* **TASK TO CARRY OUT**: Each entry that follows must be output without any deviation.
-- begin DATASET ENTRIES --
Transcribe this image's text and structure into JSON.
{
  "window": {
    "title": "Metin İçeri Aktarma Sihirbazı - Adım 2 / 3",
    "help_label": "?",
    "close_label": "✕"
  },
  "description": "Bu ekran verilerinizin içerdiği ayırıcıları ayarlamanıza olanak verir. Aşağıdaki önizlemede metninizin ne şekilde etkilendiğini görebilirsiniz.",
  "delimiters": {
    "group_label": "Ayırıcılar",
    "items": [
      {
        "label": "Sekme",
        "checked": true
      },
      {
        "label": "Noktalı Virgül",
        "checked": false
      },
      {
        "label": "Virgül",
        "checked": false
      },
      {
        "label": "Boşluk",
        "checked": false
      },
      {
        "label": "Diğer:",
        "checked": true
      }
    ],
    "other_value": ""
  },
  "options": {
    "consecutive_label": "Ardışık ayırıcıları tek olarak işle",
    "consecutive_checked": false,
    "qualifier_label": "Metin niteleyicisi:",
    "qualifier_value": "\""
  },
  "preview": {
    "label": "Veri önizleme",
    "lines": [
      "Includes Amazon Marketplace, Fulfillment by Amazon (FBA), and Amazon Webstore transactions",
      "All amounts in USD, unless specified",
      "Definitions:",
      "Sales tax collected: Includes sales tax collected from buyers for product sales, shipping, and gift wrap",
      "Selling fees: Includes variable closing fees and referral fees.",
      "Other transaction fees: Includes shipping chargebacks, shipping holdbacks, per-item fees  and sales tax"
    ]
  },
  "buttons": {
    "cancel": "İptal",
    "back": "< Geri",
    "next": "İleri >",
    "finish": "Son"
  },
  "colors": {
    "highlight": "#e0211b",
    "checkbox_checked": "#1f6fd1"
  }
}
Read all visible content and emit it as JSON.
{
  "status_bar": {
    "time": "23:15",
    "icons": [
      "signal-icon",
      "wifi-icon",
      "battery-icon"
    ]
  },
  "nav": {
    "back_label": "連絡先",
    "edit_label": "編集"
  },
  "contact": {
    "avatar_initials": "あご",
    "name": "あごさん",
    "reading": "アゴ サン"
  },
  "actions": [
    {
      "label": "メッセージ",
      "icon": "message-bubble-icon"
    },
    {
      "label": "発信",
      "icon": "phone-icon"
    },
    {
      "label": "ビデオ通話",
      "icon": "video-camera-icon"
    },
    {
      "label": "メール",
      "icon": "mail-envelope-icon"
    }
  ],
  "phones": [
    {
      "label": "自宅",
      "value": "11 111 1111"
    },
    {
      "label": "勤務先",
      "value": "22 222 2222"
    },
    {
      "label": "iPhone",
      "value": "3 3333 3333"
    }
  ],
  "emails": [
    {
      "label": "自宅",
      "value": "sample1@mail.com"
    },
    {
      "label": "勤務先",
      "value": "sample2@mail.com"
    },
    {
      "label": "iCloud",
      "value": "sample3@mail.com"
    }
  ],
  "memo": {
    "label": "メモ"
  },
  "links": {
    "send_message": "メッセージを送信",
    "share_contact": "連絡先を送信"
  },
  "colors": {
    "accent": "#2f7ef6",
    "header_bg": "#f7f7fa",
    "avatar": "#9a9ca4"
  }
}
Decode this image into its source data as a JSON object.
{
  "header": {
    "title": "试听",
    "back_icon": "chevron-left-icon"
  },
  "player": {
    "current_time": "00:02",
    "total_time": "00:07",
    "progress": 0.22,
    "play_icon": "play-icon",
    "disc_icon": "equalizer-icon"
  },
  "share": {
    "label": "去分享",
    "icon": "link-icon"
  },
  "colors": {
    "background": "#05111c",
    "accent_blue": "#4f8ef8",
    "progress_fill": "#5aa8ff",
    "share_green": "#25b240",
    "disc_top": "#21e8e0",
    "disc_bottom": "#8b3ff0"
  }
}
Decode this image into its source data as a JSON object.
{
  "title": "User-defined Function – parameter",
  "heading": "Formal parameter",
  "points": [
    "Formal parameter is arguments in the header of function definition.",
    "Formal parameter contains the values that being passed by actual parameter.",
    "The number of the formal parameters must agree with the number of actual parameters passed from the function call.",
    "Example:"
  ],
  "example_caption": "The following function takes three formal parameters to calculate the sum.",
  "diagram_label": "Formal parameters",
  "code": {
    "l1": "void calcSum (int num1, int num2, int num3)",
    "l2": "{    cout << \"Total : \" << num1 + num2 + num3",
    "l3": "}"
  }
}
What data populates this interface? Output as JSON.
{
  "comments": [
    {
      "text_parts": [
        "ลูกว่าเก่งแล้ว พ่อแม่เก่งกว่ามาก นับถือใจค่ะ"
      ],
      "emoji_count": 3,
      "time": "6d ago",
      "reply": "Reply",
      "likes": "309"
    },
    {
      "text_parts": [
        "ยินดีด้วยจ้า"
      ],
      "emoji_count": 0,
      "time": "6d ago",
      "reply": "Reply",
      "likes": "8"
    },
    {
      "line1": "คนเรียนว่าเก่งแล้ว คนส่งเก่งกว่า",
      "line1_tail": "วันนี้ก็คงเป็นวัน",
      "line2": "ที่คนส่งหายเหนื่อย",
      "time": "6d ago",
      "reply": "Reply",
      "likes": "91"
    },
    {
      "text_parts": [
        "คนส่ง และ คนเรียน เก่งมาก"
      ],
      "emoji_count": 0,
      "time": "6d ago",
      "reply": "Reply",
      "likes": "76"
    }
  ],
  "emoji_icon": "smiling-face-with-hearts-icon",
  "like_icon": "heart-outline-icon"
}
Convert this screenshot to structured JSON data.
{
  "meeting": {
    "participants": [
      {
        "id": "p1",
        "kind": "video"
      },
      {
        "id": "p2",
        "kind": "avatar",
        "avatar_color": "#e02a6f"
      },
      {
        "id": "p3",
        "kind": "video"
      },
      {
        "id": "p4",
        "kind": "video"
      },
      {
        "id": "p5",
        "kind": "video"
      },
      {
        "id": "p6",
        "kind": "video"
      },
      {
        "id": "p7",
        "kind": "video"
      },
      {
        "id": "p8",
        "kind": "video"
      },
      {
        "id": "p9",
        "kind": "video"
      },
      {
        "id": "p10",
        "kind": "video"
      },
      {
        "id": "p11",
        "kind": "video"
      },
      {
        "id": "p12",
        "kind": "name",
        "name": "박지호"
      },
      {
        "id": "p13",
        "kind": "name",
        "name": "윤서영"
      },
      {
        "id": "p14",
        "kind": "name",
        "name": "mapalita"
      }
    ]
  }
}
-- end DATASET ENTRIES --
* **EXPECTED OUTPUT**:
Transcribe this image's text and structure into JSON.
{
  "window": {
    "title": "Metin İçeri Aktarma Sihirbazı - Adım 2 / 3",
    "help_label": "?",
    "close_label": "✕"
  },
  "description": "Bu ekran verilerinizin içerdiği ayırıcıları ayarlamanıza olanak verir. Aşağıdaki önizlemede metninizin ne şekilde etkilendiğini görebilirsiniz.",
  "delimiters": {
    "group_label": "Ayırıcılar",
    "items": [
      {
        "label": "Sekme",
        "checked": true
      },
      {
        "label": "Noktalı Virgül",
        "checked": false
      },
      {
        "label": "Virgül",
        "checked": false
      },
      {
        "label": "Boşluk",
        "checked": false
      },
      {
        "label": "Diğer:",
        "checked": true
      }
    ],
    "other_value": ""
  },
  "options": {
    "consecutive_label": "Ardışık ayırıcıları tek olarak işle",
    "consecutive_checked": false,
    "qualifier_label": "Metin niteleyicisi:",
    "qualifier_value": "\""
  },
  "preview": {
    "label": "Veri önizleme",
    "lines": [
      "Includes Amazon Marketplace, Fulfillment by Amazon (FBA), and Amazon Webstore transactions",
      "All amounts in USD, unless specified",
      "Definitions:",
      "Sales tax collected: Includes sales tax collected from buyers for product sales, shipping, and gift wrap",
      "Selling fees: Includes variable closing fees and referral fees.",
      "Other transaction fees: Includes shipping chargebacks, shipping holdbacks, per-item fees  and sales tax"
    ]
  },
  "buttons": {
    "cancel": "İptal",
    "back": "< Geri",
    "next": "İleri >",
    "finish": "Son"
  },
  "colors": {
    "highlight": "#e0211b",
    "checkbox_checked": "#1f6fd1"
  }
}
Read all visible content and emit it as JSON.
{
  "status_bar": {
    "time": "23:15",
    "icons": [
      "signal-icon",
      "wifi-icon",
      "battery-icon"
    ]
  },
  "nav": {
    "back_label": "連絡先",
    "edit_label": "編集"
  },
  "contact": {
    "avatar_initials": "あご",
    "name": "あごさん",
    "reading": "アゴ サン"
  },
  "actions": [
    {
      "label": "メッセージ",
      "icon": "message-bubble-icon"
    },
    {
      "label": "発信",
      "icon": "phone-icon"
    },
    {
      "label": "ビデオ通話",
      "icon": "video-camera-icon"
    },
    {
      "label": "メール",
      "icon": "mail-envelope-icon"
    }
  ],
  "phones": [
    {
      "label": "自宅",
      "value": "11 111 1111"
    },
    {
      "label": "勤務先",
      "value": "22 222 2222"
    },
    {
      "label": "iPhone",
      "value": "3 3333 3333"
    }
  ],
  "emails": [
    {
      "label": "自宅",
      "value": "sample1@mail.com"
    },
    {
      "label": "勤務先",
      "value": "sample2@mail.com"
    },
    {
      "label": "iCloud",
      "value": "sample3@mail.com"
    }
  ],
  "memo": {
    "label": "メモ"
  },
  "links": {
    "send_message": "メッセージを送信",
    "share_contact": "連絡先を送信"
  },
  "colors": {
    "accent": "#2f7ef6",
    "header_bg": "#f7f7fa",
    "avatar": "#9a9ca4"
  }
}
Decode this image into its source data as a JSON object.
{
  "header": {
    "title": "试听",
    "back_icon": "chevron-left-icon"
  },
  "player": {
    "current_time": "00:02",
    "total_time": "00:07",
    "progress": 0.22,
    "play_icon": "play-icon",
    "disc_icon": "equalizer-icon"
  },
  "share": {
    "label": "去分享",
    "icon": "link-icon"
  },
  "colors": {
    "background": "#05111c",
    "accent_blue": "#4f8ef8",
    "progress_fill": "#5aa8ff",
    "share_green": "#25b240",
    "disc_top": "#21e8e0",
    "disc_bottom": "#8b3ff0"
  }
}
Decode this image into its source data as a JSON object.
{
  "title": "User-defined Function – parameter",
  "heading": "Formal parameter",
  "points": [
    "Formal parameter is arguments in the header of function definition.",
    "Formal parameter contains the values that being passed by actual parameter.",
    "The number of the formal parameters must agree with the number of actual parameters passed from the function call.",
    "Example:"
  ],
  "example_caption": "The following function takes three formal parameters to calculate the sum.",
  "diagram_label": "Formal parameters",
  "code": {
    "l1": "void calcSum (int num1, int num2, int num3)",
    "l2": "{    cout << \"Total : \" << num1 + num2 + num3",
    "l3": "}"
  }
}
What data populates this interface? Output as JSON.
{
  "comments": [
    {
      "text_parts": [
        "ลูกว่าเก่งแล้ว พ่อแม่เก่งกว่ามาก นับถือใจค่ะ"
      ],
      "emoji_count": 3,
      "time": "6d ago",
      "reply": "Reply",
      "likes": "309"
    },
    {
      "text_parts": [
        "ยินดีด้วยจ้า"
      ],
      "emoji_count": 0,
      "time": "6d ago",
      "reply": "Reply",
      "likes": "8"
    },
    {
      "line1": "คนเรียนว่าเก่งแล้ว คนส่งเก่งกว่า",
      "line1_tail": "วันนี้ก็คงเป็นวัน",
      "line2": "ที่คนส่งหายเหนื่อย",
      "time": "6d ago",
      "reply": "Reply",
      "likes": "91"
    },
    {
      "text_parts": [
        "คนส่ง และ คนเรียน เก่งมาก"
      ],
      "emoji_count": 0,
      "time": "6d ago",
      "reply": "Reply",
      "likes": "76"
    }
  ],
  "emoji_icon": "smiling-face-with-hearts-icon",
  "like_icon": "heart-outline-icon"
}
Convert this screenshot to structured JSON data.
{
  "meeting": {
    "participants": [
      {
        "id": "p1",
        "kind": "video"
      },
      {
        "id": "p2",
        "kind": "avatar",
        "avatar_color": "#e02a6f"
      },
      {
        "id": "p3",
        "kind": "video"
      },
      {
        "id": "p4",
        "kind": "video"
      },
      {
        "id": "p5",
        "kind": "video"
      },
      {
        "id": "p6",
        "kind": "video"
      },
      {
        "id": "p7",
        "kind": "video"
      },
      {
        "id": "p8",
        "kind": "video"
      },
      {
        "id": "p9",
        "kind": "video"
      },
      {
        "id": "p10",
        "kind": "video"
      },
      {
        "id": "p11",
        "kind": "video"
      },
      {
        "id": "p12",
        "kind": "name",
        "name": "박지호"
      },
      {
        "id": "p13",
        "kind": "name",
        "name": "윤서영"
      },
      {
        "id": "p14",
        "kind": "name",
        "name": "mapalita"
      }
    ]
  }
}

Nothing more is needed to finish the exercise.